**Exercise goal:** Extract every entry word for word. Skip the pictures.

Stored items from a collection:
══════════════════════════════
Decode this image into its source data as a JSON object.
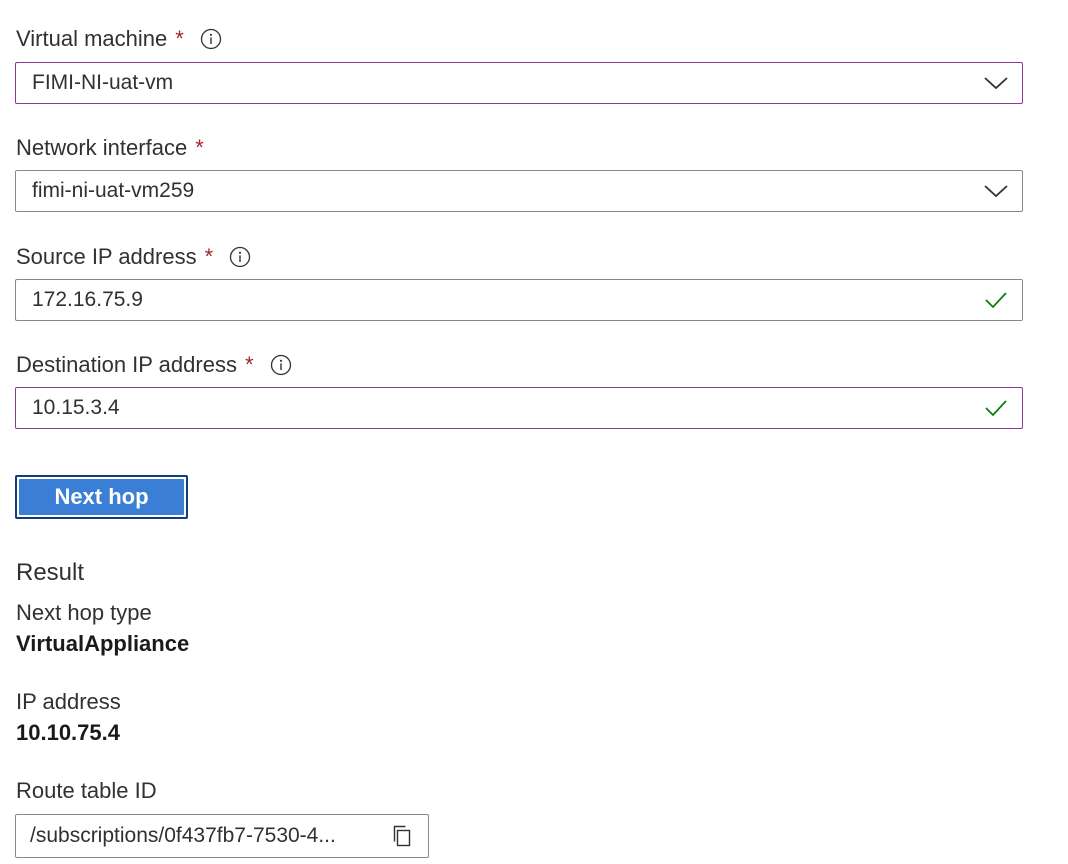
{
  "form": {
    "virtual_machine": {
      "label": "Virtual machine",
      "required_mark": "*",
      "value": "FIMI-NI-uat-vm",
      "icon": "chevron-down-icon"
    },
    "network_interface": {
      "label": "Network interface",
      "required_mark": "*",
      "value": "fimi-ni-uat-vm259",
      "icon": "chevron-down-icon"
    },
    "source_ip": {
      "label": "Source IP address",
      "required_mark": "*",
      "value": "172.16.75.9",
      "icon": "checkmark-icon"
    },
    "destination_ip": {
      "label": "Destination IP address",
      "required_mark": "*",
      "value": "10.15.3.4",
      "icon": "checkmark-icon"
    },
    "next_hop_button": "Next hop"
  },
  "result": {
    "heading": "Result",
    "next_hop_type_label": "Next hop type",
    "next_hop_type_value": "VirtualAppliance",
    "ip_address_label": "IP address",
    "ip_address_value": "10.10.75.4",
    "route_table_label": "Route table ID",
    "route_table_value": "/subscriptions/0f437fb7-7530-4...",
    "copy_icon": "copy-icon"
  },
  "colors": {
    "required": "#a4262c",
    "focus_border": "#8a3a94",
    "check": "#107c10",
    "button": "#3a7ed6"
  }
}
══════════════════════════════
**Full answer:**
Decode this image into its source data as a JSON object.
{
  "form": {
    "virtual_machine": {
      "label": "Virtual machine",
      "required_mark": "*",
      "value": "FIMI-NI-uat-vm",
      "icon": "chevron-down-icon"
    },
    "network_interface": {
      "label": "Network interface",
      "required_mark": "*",
      "value": "fimi-ni-uat-vm259",
      "icon": "chevron-down-icon"
    },
    "source_ip": {
      "label": "Source IP address",
      "required_mark": "*",
      "value": "172.16.75.9",
      "icon": "checkmark-icon"
    },
    "destination_ip": {
      "label": "Destination IP address",
      "required_mark": "*",
      "value": "10.15.3.4",
      "icon": "checkmark-icon"
    },
    "next_hop_button": "Next hop"
  },
  "result": {
    "heading": "Result",
    "next_hop_type_label": "Next hop type",
    "next_hop_type_value": "VirtualAppliance",
    "ip_address_label": "IP address",
    "ip_address_value": "10.10.75.4",
    "route_table_label": "Route table ID",
    "route_table_value": "/subscriptions/0f437fb7-7530-4...",
    "copy_icon": "copy-icon"
  },
  "colors": {
    "required": "#a4262c",
    "focus_border": "#8a3a94",
    "check": "#107c10",
    "button": "#3a7ed6"
  }
}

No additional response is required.